Stored dataset items

<<<<

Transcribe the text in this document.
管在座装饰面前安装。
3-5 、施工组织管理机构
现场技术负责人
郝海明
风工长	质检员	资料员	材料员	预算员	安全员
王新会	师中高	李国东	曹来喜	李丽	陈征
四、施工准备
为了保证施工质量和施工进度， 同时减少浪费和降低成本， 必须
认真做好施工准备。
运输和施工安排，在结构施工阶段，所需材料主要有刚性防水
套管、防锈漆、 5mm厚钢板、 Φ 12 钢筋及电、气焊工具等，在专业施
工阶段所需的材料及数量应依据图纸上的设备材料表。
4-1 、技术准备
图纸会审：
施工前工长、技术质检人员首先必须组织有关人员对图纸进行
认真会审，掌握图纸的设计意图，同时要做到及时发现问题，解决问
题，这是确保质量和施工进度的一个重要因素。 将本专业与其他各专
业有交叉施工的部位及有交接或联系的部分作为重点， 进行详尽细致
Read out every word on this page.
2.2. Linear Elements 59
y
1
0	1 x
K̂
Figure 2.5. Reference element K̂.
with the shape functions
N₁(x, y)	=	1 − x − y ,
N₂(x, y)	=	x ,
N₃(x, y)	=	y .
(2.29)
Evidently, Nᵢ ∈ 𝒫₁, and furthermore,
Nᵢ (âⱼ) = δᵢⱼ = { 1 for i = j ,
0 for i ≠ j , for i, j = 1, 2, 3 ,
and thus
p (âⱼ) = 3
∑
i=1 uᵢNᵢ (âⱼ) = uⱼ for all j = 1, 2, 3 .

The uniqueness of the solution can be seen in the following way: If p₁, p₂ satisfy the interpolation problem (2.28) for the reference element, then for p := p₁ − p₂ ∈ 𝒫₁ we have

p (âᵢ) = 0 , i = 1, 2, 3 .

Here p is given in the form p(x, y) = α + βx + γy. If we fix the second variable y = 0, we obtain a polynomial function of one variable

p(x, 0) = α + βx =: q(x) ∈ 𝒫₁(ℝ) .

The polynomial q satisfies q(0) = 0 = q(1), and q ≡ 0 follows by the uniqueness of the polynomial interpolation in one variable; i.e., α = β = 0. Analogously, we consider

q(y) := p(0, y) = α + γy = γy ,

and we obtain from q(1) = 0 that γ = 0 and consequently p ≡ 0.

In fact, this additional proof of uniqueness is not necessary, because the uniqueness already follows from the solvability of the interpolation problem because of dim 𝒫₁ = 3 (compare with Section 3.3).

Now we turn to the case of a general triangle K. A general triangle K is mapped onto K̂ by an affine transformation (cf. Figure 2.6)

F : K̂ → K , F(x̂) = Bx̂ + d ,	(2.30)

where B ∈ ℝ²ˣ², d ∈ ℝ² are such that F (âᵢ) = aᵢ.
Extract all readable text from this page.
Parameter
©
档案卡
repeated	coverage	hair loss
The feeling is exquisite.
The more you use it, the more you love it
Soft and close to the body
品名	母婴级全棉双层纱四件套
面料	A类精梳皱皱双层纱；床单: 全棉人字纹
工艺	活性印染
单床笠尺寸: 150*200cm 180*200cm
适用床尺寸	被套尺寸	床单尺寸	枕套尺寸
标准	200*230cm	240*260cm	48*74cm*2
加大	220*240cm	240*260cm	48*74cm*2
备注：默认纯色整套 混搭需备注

>>>>

Quote only the lines from the one containing "Read out every word on this page." through the final line of the records, with both ends included.

Read out every word on this page.
2.2. Linear Elements 59
y
1
0	1 x
K̂
Figure 2.5. Reference element K̂.
with the shape functions
N₁(x, y)	=	1 − x − y ,
N₂(x, y)	=	x ,
N₃(x, y)	=	y .
(2.29)
Evidently, Nᵢ ∈ 𝒫₁, and furthermore,
Nᵢ (âⱼ) = δᵢⱼ = { 1 for i = j ,
0 for i ≠ j , for i, j = 1, 2, 3 ,
and thus
p (âⱼ) = 3
∑
i=1 uᵢNᵢ (âⱼ) = uⱼ for all j = 1, 2, 3 .

The uniqueness of the solution can be seen in the following way: If p₁, p₂ satisfy the interpolation problem (2.28) for the reference element, then for p := p₁ − p₂ ∈ 𝒫₁ we have

p (âᵢ) = 0 , i = 1, 2, 3 .

Here p is given in the form p(x, y) = α + βx + γy. If we fix the second variable y = 0, we obtain a polynomial function of one variable

p(x, 0) = α + βx =: q(x) ∈ 𝒫₁(ℝ) .

The polynomial q satisfies q(0) = 0 = q(1), and q ≡ 0 follows by the uniqueness of the polynomial interpolation in one variable; i.e., α = β = 0. Analogously, we consider

q(y) := p(0, y) = α + γy = γy ,

and we obtain from q(1) = 0 that γ = 0 and consequently p ≡ 0.

In fact, this additional proof of uniqueness is not necessary, because the uniqueness already follows from the solvability of the interpolation problem because of dim 𝒫₁ = 3 (compare with Section 3.3).

Now we turn to the case of a general triangle K. A general triangle K is mapped onto K̂ by an affine transformation (cf. Figure 2.6)

F : K̂ → K , F(x̂) = Bx̂ + d ,	(2.30)

where B ∈ ℝ²ˣ², d ∈ ℝ² are such that F (âᵢ) = aᵢ.
Extract all readable text from this page.
Parameter
©
档案卡
repeated	coverage	hair loss
The feeling is exquisite.
The more you use it, the more you love it
Soft and close to the body
品名	母婴级全棉双层纱四件套
面料	A类精梳皱皱双层纱；床单: 全棉人字纹
工艺	活性印染
单床笠尺寸: 150*200cm 180*200cm
适用床尺寸	被套尺寸	床单尺寸	枕套尺寸
标准	200*230cm	240*260cm	48*74cm*2
加大	220*240cm	240*260cm	48*74cm*2
备注：默认纯色整套 混搭需备注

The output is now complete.